**WHAT IS EXPECTED**
State the number of lines in these records holding "this". Say nothing more.

**SUPPLIED INFORMATION**
--- Begin ---

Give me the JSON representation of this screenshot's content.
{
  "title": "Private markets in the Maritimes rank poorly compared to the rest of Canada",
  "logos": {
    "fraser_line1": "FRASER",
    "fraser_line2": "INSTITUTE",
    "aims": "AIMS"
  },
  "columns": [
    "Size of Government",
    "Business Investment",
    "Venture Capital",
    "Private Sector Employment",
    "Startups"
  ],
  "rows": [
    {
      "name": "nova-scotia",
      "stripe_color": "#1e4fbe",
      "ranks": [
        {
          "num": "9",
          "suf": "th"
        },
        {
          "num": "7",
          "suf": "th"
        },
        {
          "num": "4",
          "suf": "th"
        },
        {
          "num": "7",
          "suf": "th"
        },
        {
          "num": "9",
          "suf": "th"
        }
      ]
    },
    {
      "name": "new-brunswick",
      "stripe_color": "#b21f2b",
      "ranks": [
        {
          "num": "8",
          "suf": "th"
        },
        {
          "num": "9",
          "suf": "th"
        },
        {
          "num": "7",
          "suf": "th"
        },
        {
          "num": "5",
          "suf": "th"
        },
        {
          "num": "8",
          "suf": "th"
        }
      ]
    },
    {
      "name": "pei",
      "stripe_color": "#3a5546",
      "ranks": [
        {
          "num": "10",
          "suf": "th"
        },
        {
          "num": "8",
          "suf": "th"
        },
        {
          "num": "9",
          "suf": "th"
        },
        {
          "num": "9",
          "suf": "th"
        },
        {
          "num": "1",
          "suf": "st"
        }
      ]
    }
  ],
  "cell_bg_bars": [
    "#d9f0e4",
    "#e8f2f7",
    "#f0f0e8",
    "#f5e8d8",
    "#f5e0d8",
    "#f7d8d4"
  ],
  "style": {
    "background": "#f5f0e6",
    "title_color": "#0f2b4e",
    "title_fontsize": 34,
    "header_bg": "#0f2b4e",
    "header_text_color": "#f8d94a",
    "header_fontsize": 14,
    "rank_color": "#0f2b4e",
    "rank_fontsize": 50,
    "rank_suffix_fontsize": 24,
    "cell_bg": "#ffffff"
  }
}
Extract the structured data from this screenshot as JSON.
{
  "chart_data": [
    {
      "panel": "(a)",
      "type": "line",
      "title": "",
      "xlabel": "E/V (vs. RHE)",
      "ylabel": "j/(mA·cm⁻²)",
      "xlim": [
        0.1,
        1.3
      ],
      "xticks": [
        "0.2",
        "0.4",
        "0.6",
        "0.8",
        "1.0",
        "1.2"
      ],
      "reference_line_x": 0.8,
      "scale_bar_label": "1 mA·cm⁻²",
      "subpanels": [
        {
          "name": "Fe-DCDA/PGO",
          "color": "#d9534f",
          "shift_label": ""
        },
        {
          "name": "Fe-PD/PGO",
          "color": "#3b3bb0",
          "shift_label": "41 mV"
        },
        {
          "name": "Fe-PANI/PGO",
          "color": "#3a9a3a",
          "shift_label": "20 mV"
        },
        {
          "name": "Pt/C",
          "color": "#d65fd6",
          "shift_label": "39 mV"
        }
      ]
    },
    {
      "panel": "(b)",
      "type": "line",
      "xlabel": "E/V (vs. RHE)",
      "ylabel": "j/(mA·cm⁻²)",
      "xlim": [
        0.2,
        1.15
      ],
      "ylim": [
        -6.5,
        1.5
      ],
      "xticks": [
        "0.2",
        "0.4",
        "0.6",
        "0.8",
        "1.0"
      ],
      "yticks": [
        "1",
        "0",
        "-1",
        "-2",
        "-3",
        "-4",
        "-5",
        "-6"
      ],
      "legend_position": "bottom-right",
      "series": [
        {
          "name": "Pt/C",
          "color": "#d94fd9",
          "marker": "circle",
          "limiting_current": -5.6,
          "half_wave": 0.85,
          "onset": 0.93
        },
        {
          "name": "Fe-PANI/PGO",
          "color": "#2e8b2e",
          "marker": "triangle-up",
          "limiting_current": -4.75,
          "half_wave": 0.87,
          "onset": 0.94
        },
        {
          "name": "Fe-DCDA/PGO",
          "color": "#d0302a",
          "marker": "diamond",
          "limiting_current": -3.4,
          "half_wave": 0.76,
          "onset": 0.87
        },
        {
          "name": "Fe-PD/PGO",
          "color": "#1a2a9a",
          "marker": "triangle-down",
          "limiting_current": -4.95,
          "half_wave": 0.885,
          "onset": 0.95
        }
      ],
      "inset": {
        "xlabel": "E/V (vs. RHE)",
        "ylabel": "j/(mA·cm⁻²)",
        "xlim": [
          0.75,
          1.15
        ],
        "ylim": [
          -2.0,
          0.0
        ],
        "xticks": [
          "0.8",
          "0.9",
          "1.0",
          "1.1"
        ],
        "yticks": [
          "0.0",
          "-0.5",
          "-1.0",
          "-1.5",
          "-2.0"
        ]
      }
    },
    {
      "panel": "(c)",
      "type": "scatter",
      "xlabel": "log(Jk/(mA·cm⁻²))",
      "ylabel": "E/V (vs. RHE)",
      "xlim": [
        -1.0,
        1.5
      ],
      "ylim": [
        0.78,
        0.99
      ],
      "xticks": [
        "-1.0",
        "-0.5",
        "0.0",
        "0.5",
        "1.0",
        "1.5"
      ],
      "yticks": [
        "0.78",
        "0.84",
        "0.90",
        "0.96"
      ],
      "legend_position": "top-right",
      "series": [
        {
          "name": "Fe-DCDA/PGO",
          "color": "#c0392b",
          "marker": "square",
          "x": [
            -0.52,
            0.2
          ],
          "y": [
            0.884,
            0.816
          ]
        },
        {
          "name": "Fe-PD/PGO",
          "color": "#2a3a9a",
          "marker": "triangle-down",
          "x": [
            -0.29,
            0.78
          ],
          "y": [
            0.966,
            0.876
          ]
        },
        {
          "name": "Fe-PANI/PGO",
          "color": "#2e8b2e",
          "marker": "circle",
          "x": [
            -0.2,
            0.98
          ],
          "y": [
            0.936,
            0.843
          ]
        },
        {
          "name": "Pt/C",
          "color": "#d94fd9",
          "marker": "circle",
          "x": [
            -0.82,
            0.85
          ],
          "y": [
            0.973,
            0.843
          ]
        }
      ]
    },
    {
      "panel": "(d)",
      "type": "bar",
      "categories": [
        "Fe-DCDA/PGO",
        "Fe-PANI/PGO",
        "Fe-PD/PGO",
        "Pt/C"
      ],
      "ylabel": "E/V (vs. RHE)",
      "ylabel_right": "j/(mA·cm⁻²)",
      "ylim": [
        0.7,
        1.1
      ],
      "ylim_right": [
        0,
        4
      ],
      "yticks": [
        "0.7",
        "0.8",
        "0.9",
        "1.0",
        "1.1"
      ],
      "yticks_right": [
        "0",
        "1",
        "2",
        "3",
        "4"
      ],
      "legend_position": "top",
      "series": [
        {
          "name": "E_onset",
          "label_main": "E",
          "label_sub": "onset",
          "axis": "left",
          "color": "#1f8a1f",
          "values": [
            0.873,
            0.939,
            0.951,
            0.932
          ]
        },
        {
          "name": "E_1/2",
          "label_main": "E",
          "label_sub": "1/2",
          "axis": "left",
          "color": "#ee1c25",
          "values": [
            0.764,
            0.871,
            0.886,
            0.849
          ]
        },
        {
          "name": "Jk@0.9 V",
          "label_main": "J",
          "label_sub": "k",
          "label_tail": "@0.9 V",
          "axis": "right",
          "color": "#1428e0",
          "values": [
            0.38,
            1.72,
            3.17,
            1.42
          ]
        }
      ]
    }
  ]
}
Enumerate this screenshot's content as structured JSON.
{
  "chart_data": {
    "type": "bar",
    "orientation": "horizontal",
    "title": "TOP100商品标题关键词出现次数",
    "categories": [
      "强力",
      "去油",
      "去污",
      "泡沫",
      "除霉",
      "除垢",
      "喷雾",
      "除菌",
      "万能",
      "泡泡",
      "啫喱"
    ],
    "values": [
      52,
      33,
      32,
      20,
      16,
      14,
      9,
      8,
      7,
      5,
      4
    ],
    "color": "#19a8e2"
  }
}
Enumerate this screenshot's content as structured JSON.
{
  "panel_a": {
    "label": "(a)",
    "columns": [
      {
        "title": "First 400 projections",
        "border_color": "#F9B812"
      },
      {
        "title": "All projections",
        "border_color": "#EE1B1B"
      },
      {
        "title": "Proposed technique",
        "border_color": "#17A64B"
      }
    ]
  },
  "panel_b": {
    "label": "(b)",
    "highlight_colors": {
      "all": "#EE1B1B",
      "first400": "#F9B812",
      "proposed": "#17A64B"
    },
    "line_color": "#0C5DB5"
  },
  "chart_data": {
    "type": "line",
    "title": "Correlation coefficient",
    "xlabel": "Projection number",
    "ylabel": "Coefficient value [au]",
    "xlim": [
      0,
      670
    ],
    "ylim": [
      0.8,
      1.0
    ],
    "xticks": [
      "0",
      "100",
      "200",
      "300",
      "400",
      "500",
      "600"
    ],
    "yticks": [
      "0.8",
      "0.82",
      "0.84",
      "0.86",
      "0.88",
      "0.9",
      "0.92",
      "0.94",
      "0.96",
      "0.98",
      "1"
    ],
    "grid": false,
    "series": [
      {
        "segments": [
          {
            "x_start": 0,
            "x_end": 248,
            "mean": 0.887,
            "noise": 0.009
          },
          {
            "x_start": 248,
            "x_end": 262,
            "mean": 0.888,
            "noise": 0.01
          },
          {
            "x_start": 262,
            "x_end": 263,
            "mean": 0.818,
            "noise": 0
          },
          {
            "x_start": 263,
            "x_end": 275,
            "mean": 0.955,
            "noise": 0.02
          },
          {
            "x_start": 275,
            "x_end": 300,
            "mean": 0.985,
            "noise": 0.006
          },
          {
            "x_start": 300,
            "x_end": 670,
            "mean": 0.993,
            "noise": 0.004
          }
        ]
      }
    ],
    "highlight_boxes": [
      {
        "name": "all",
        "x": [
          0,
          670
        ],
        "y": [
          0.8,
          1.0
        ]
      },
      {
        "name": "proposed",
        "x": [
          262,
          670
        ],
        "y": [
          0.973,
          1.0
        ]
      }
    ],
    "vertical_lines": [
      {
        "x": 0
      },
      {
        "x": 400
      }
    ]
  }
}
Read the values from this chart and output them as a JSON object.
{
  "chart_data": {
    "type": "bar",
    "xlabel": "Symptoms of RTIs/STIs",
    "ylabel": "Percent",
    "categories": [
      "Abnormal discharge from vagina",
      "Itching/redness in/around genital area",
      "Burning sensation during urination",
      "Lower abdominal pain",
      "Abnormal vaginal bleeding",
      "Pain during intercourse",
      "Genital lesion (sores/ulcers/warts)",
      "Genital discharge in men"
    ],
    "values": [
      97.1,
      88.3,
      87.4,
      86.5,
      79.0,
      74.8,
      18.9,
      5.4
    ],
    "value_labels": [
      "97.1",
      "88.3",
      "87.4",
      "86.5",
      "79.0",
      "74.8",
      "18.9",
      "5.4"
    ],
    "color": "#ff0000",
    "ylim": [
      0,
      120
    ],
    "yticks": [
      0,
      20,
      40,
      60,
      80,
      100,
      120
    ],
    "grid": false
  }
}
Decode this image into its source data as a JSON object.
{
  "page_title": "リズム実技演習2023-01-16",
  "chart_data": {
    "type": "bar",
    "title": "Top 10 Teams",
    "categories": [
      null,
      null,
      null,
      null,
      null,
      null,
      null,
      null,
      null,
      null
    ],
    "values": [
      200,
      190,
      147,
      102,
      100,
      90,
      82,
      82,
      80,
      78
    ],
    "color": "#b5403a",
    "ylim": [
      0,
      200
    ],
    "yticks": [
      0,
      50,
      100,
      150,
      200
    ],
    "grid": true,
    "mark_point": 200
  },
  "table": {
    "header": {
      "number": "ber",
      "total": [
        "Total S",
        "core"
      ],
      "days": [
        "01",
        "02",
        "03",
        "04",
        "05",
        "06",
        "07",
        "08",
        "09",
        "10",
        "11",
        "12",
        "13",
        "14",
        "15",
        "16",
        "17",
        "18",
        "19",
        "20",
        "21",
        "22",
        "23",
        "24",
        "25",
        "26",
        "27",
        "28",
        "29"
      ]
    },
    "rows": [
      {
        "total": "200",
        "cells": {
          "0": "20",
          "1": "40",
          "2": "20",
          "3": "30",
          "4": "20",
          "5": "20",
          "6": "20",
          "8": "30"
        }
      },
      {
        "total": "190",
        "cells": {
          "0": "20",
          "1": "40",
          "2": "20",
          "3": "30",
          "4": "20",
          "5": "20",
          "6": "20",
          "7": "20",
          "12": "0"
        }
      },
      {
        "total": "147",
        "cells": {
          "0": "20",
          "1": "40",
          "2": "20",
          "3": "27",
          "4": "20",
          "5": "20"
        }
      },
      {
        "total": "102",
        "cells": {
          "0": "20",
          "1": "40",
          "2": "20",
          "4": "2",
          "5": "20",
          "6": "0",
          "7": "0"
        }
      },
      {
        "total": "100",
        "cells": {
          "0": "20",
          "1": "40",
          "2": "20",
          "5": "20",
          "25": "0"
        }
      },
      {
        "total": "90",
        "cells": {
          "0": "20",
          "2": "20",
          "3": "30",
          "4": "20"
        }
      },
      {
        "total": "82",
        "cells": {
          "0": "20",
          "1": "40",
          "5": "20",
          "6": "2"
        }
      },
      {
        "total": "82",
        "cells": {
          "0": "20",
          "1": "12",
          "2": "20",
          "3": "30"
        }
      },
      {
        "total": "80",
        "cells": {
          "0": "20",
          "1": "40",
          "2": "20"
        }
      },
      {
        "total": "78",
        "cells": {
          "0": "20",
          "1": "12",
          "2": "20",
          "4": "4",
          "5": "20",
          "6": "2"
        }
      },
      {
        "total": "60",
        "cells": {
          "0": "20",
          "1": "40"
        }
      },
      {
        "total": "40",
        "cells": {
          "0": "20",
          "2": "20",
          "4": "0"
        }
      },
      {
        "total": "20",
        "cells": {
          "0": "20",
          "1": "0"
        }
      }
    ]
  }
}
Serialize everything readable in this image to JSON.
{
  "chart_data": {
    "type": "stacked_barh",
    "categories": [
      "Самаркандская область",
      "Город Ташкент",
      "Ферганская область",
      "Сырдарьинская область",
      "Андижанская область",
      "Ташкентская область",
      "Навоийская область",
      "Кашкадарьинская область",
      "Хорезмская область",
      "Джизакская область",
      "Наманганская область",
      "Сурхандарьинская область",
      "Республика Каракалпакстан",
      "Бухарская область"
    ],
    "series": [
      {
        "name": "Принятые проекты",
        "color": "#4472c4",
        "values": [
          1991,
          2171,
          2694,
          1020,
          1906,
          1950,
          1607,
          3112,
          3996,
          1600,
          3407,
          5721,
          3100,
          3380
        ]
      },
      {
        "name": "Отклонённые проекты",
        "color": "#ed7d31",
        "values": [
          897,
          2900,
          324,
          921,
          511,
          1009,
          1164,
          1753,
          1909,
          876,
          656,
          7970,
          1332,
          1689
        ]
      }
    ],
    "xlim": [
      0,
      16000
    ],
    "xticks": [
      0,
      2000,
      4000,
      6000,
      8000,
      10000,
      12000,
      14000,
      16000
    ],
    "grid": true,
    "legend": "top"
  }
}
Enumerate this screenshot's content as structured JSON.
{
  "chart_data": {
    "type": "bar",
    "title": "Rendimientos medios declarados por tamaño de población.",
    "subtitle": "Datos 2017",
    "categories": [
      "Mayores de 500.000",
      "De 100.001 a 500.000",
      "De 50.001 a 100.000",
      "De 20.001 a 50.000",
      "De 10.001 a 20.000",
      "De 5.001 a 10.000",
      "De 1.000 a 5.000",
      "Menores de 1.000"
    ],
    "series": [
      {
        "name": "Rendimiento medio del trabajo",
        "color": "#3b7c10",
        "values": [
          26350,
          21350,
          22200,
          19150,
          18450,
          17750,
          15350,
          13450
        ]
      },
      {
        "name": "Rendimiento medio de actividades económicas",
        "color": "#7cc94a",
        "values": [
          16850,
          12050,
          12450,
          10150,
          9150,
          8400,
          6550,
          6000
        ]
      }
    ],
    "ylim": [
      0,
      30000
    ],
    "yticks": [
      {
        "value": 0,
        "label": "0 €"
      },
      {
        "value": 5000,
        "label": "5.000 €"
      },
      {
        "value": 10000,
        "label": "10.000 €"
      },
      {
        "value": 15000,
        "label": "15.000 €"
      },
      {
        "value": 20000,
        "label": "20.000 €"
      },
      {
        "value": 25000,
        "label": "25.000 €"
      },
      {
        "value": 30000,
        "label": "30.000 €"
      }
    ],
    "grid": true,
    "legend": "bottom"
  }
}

--- End ---

**RESULT BELOW**
8